-- begin Information supplied --

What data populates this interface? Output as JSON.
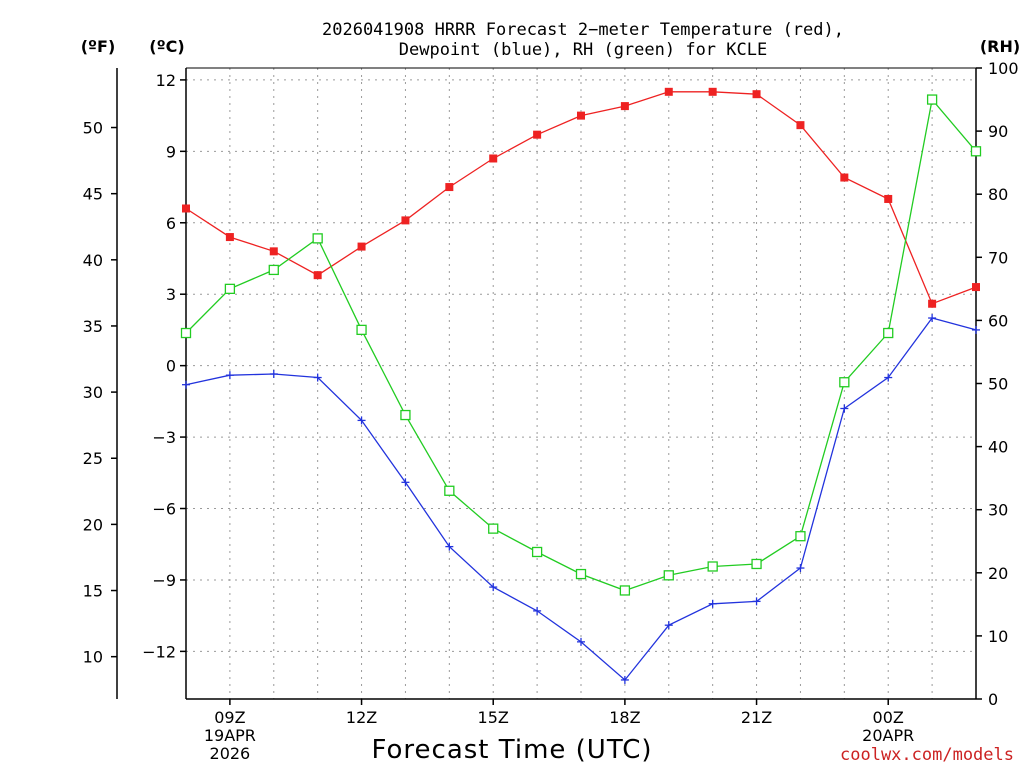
{
  "chart_data": {
    "type": "line",
    "title_lines": [
      "2026041908 HRRR Forecast 2−meter Temperature (red),",
      "Dewpoint (blue), RH (green) for KCLE"
    ],
    "xlabel": "Forecast Time (UTC)",
    "credit": "coolwx.com/models",
    "units": {
      "fahrenheit": "(ºF)",
      "celsius": "(ºC)",
      "rh": "(RH)"
    },
    "x_hours": [
      8,
      9,
      10,
      11,
      12,
      13,
      14,
      15,
      16,
      17,
      18,
      19,
      20,
      21,
      22,
      23,
      24,
      25,
      26
    ],
    "x_range": [
      8,
      26
    ],
    "x_ticks": [
      {
        "hour": 9,
        "lines": [
          "09Z",
          "19APR",
          "2026"
        ]
      },
      {
        "hour": 12,
        "lines": [
          "12Z"
        ]
      },
      {
        "hour": 15,
        "lines": [
          "15Z"
        ]
      },
      {
        "hour": 18,
        "lines": [
          "18Z"
        ]
      },
      {
        "hour": 21,
        "lines": [
          "21Z"
        ]
      },
      {
        "hour": 24,
        "lines": [
          "00Z",
          "20APR"
        ]
      }
    ],
    "celsius_axis": {
      "range": [
        -14,
        12.5
      ],
      "ticks": [
        12,
        9,
        6,
        3,
        0,
        -3,
        -6,
        -9,
        -12
      ],
      "tick_labels": [
        "12",
        "9",
        "6",
        "3",
        "0",
        "−3",
        "−6",
        "−9",
        "−12"
      ]
    },
    "fahrenheit_axis": {
      "ticks": [
        50,
        45,
        40,
        35,
        30,
        25,
        20,
        15,
        10
      ],
      "tick_labels": [
        "50",
        "45",
        "40",
        "35",
        "30",
        "25",
        "20",
        "15",
        "10"
      ]
    },
    "rh_axis": {
      "range": [
        0,
        100
      ],
      "ticks": [
        100,
        90,
        80,
        70,
        60,
        50,
        40,
        30,
        20,
        10,
        0
      ],
      "tick_labels": [
        "100",
        "90",
        "80",
        "70",
        "60",
        "50",
        "40",
        "30",
        "20",
        "10",
        "0"
      ]
    },
    "series": [
      {
        "name": "Temperature",
        "unit": "C",
        "color": "#ee2222",
        "marker": "filled-square",
        "values": [
          6.6,
          5.4,
          4.8,
          3.8,
          5.0,
          6.1,
          7.5,
          8.7,
          9.7,
          10.5,
          10.9,
          11.5,
          11.5,
          11.4,
          10.1,
          7.9,
          7.0,
          2.6,
          3.3
        ]
      },
      {
        "name": "Dewpoint",
        "unit": "C",
        "color": "#2233dd",
        "marker": "plus",
        "values": [
          -0.8,
          -0.4,
          -0.35,
          -0.5,
          -2.3,
          -4.9,
          -7.6,
          -9.3,
          -10.3,
          -11.6,
          -13.2,
          -10.9,
          -10.0,
          -9.9,
          -8.5,
          -1.8,
          -0.5,
          2.0,
          1.5
        ]
      },
      {
        "name": "RH",
        "unit": "%",
        "color": "#22cc22",
        "marker": "open-square",
        "values": [
          58,
          65,
          68,
          73,
          58.5,
          45,
          33,
          27,
          23.3,
          19.8,
          17.2,
          19.6,
          21,
          21.4,
          25.8,
          50.2,
          58,
          95,
          86.8
        ]
      }
    ]
  }
}
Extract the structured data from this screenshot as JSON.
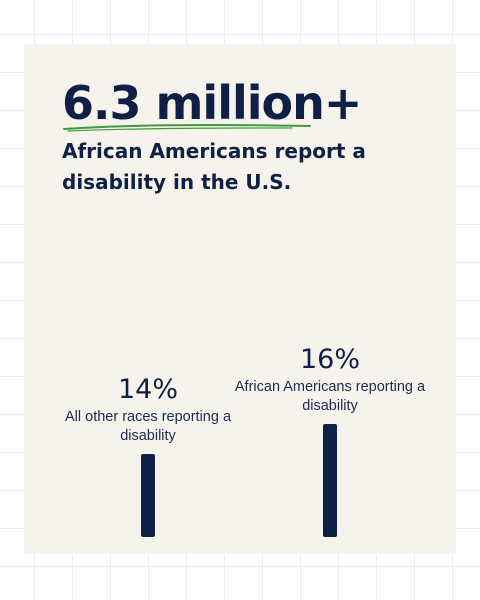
{
  "headline": "6.3 million+",
  "subhead": "African Americans report a disability in the U.S.",
  "colors": {
    "background": "#ffffff",
    "card": "#f6f3ed",
    "navy": "#0f1f45",
    "underline_green": "#3f9b3a"
  },
  "chart_data": {
    "type": "bar",
    "categories": [
      "All other races reporting a disability",
      "African Americans reporting a disability"
    ],
    "values": [
      14,
      16
    ],
    "value_labels": [
      "14%",
      "16%"
    ],
    "unit": "%",
    "grid": false,
    "legend": "none"
  }
}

-- end Information supplied --

Prompt: Report only the number of lines that hold the word "disability".

Final result: 3